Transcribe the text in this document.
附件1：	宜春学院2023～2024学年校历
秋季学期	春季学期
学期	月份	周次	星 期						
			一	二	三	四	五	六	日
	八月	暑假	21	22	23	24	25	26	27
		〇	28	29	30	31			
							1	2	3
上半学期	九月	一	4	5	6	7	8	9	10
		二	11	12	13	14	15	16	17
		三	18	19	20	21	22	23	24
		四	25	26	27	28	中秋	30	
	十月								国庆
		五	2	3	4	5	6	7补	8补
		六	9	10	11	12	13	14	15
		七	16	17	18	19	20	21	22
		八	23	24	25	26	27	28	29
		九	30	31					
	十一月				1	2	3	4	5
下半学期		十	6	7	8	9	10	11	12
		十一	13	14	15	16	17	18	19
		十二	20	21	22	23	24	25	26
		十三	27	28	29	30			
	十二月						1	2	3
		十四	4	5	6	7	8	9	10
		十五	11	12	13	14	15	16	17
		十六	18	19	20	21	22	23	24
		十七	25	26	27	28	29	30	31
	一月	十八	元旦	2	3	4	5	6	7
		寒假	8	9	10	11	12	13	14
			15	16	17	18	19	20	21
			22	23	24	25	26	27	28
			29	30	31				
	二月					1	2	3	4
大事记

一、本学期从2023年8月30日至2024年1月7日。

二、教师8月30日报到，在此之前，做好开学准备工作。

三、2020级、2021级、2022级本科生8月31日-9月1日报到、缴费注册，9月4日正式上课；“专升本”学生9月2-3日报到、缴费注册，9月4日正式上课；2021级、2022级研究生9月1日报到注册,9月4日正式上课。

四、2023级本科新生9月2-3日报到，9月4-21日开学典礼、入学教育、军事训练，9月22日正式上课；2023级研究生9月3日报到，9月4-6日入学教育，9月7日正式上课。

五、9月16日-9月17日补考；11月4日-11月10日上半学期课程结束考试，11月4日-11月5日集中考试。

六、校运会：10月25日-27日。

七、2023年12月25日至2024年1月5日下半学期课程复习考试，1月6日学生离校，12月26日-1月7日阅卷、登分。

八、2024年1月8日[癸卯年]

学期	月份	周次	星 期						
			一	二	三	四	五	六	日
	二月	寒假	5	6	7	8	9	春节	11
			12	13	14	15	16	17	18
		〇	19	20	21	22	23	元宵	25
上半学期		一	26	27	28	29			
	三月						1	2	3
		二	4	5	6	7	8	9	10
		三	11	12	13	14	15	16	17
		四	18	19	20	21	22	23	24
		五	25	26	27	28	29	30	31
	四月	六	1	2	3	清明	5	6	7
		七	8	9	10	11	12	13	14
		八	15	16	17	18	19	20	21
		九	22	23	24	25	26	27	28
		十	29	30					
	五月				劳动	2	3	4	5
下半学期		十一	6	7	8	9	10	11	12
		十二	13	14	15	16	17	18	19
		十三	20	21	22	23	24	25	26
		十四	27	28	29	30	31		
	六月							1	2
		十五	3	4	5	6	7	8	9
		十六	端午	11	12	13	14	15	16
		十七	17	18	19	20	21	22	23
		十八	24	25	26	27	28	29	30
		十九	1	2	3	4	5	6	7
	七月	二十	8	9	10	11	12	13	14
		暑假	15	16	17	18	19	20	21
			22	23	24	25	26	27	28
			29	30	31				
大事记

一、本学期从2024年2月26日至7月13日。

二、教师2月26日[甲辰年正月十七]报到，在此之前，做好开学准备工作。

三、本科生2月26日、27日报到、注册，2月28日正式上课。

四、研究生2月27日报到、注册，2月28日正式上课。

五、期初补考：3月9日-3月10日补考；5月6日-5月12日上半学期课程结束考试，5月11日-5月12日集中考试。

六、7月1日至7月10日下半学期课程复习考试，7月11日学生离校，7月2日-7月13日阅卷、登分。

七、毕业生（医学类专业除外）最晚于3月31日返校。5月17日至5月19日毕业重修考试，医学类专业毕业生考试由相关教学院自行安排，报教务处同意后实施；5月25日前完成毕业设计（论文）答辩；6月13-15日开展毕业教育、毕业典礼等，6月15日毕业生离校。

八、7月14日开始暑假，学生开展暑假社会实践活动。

• _The task_
Extract the full listing and reproduce each line exactly.

• _Solution to the problem_
Transcribe the text in this document.
附件1：	宜春学院2023～2024学年校历
秋季学期	春季学期
学期	月份	周次	星 期						
			一	二	三	四	五	六	日
	八月	暑假	21	22	23	24	25	26	27
		〇	28	29	30	31			
							1	2	3
上半学期	九月	一	4	5	6	7	8	9	10
		二	11	12	13	14	15	16	17
		三	18	19	20	21	22	23	24
		四	25	26	27	28	中秋	30	
	十月								国庆
		五	2	3	4	5	6	7补	8补
		六	9	10	11	12	13	14	15
		七	16	17	18	19	20	21	22
		八	23	24	25	26	27	28	29
		九	30	31					
	十一月				1	2	3	4	5
下半学期		十	6	7	8	9	10	11	12
		十一	13	14	15	16	17	18	19
		十二	20	21	22	23	24	25	26
		十三	27	28	29	30			
	十二月						1	2	3
		十四	4	5	6	7	8	9	10
		十五	11	12	13	14	15	16	17
		十六	18	19	20	21	22	23	24
		十七	25	26	27	28	29	30	31
	一月	十八	元旦	2	3	4	5	6	7
		寒假	8	9	10	11	12	13	14
			15	16	17	18	19	20	21
			22	23	24	25	26	27	28
			29	30	31				
	二月					1	2	3	4
大事记

一、本学期从2023年8月30日至2024年1月7日。

二、教师8月30日报到，在此之前，做好开学准备工作。

三、2020级、2021级、2022级本科生8月31日-9月1日报到、缴费注册，9月4日正式上课；“专升本”学生9月2-3日报到、缴费注册，9月4日正式上课；2021级、2022级研究生9月1日报到注册,9月4日正式上课。

四、2023级本科新生9月2-3日报到，9月4-21日开学典礼、入学教育、军事训练，9月22日正式上课；2023级研究生9月3日报到，9月4-6日入学教育，9月7日正式上课。

五、9月16日-9月17日补考；11月4日-11月10日上半学期课程结束考试，11月4日-11月5日集中考试。

六、校运会：10月25日-27日。

七、2023年12月25日至2024年1月5日下半学期课程复习考试，1月6日学生离校，12月26日-1月7日阅卷、登分。

八、2024年1月8日[癸卯年]

学期	月份	周次	星 期						
			一	二	三	四	五	六	日
	二月	寒假	5	6	7	8	9	春节	11
			12	13	14	15	16	17	18
		〇	19	20	21	22	23	元宵	25
上半学期		一	26	27	28	29			
	三月						1	2	3
		二	4	5	6	7	8	9	10
		三	11	12	13	14	15	16	17
		四	18	19	20	21	22	23	24
		五	25	26	27	28	29	30	31
	四月	六	1	2	3	清明	5	6	7
		七	8	9	10	11	12	13	14
		八	15	16	17	18	19	20	21
		九	22	23	24	25	26	27	28
		十	29	30					
	五月				劳动	2	3	4	5
下半学期		十一	6	7	8	9	10	11	12
		十二	13	14	15	16	17	18	19
		十三	20	21	22	23	24	25	26
		十四	27	28	29	30	31		
	六月							1	2
		十五	3	4	5	6	7	8	9
		十六	端午	11	12	13	14	15	16
		十七	17	18	19	20	21	22	23
		十八	24	25	26	27	28	29	30
		十九	1	2	3	4	5	6	7
	七月	二十	8	9	10	11	12	13	14
		暑假	15	16	17	18	19	20	21
			22	23	24	25	26	27	28
			29	30	31				
大事记

一、本学期从2024年2月26日至7月13日。

二、教师2月26日[甲辰年正月十七]报到，在此之前，做好开学准备工作。

三、本科生2月26日、27日报到、注册，2月28日正式上课。

四、研究生2月27日报到、注册，2月28日正式上课。

五、期初补考：3月9日-3月10日补考；5月6日-5月12日上半学期课程结束考试，5月11日-5月12日集中考试。

六、7月1日至7月10日下半学期课程复习考试，7月11日学生离校，7月2日-7月13日阅卷、登分。

七、毕业生（医学类专业除外）最晚于3月31日返校。5月17日至5月19日毕业重修考试，医学类专业毕业生考试由相关教学院自行安排，报教务处同意后实施；5月25日前完成毕业设计（论文）答辩；6月13-15日开展毕业教育、毕业典礼等，6月15日毕业生离校。

八、7月14日开始暑假，学生开展暑假社会实践活动。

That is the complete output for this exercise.